START Exercise input

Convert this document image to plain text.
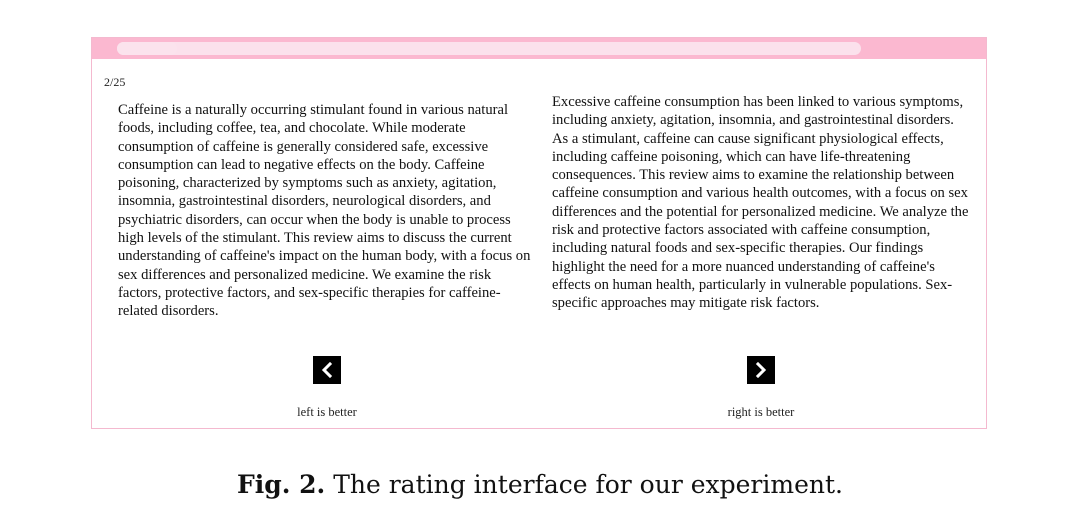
2/25

Caffeine is a naturally occurring stimulant found in various natural foods, including coffee, tea, and chocolate. While moderate consumption of caffeine is generally considered safe, excessive consumption can lead to negative effects on the body. Caffeine poisoning, characterized by symptoms such as anxiety, agitation, insomnia, gastrointestinal disorders, neurological disorders, and psychiatric disorders, can occur when the body is unable to process high levels of the stimulant. This review aims to discuss the current understanding of caffeine's impact on the human body, with a focus on sex differences and personalized medicine. We examine the risk factors, protective factors, and sex-specific therapies for caffeine-related disorders.

Excessive caffeine consumption has been linked to various symptoms, including anxiety, agitation, insomnia, and gastrointestinal disorders. As a stimulant, caffeine can cause significant physiological effects, including caffeine poisoning, which can have life-threatening consequences. This review aims to examine the relationship between caffeine consumption and various health outcomes, with a focus on sex differences and the potential for personalized medicine. We analyze the risk and protective factors associated with caffeine consumption, including natural foods and sex-specific therapies. Our findings highlight the need for a more nuanced understanding of caffeine's effects on human health, particularly in vulnerable populations. Sex-specific approaches may mitigate risk factors.

left is better	right is better
Fig. 2. The rating interface for our experiment.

END Exercise input

**Instructions for the task**. Give the entries again word for word, but skip the pictures.

**Output for this exercise**.
Convert this document image to plain text.
2/25

Caffeine is a naturally occurring stimulant found in various natural foods, including coffee, tea, and chocolate. While moderate consumption of caffeine is generally considered safe, excessive consumption can lead to negative effects on the body. Caffeine poisoning, characterized by symptoms such as anxiety, agitation, insomnia, gastrointestinal disorders, neurological disorders, and psychiatric disorders, can occur when the body is unable to process high levels of the stimulant. This review aims to discuss the current understanding of caffeine's impact on the human body, with a focus on sex differences and personalized medicine. We examine the risk factors, protective factors, and sex-specific therapies for caffeine-related disorders.

Excessive caffeine consumption has been linked to various symptoms, including anxiety, agitation, insomnia, and gastrointestinal disorders. As a stimulant, caffeine can cause significant physiological effects, including caffeine poisoning, which can have life-threatening consequences. This review aims to examine the relationship between caffeine consumption and various health outcomes, with a focus on sex differences and the potential for personalized medicine. We analyze the risk and protective factors associated with caffeine consumption, including natural foods and sex-specific therapies. Our findings highlight the need for a more nuanced understanding of caffeine's effects on human health, particularly in vulnerable populations. Sex-specific approaches may mitigate risk factors.

left is better	right is better
Fig. 2. The rating interface for our experiment.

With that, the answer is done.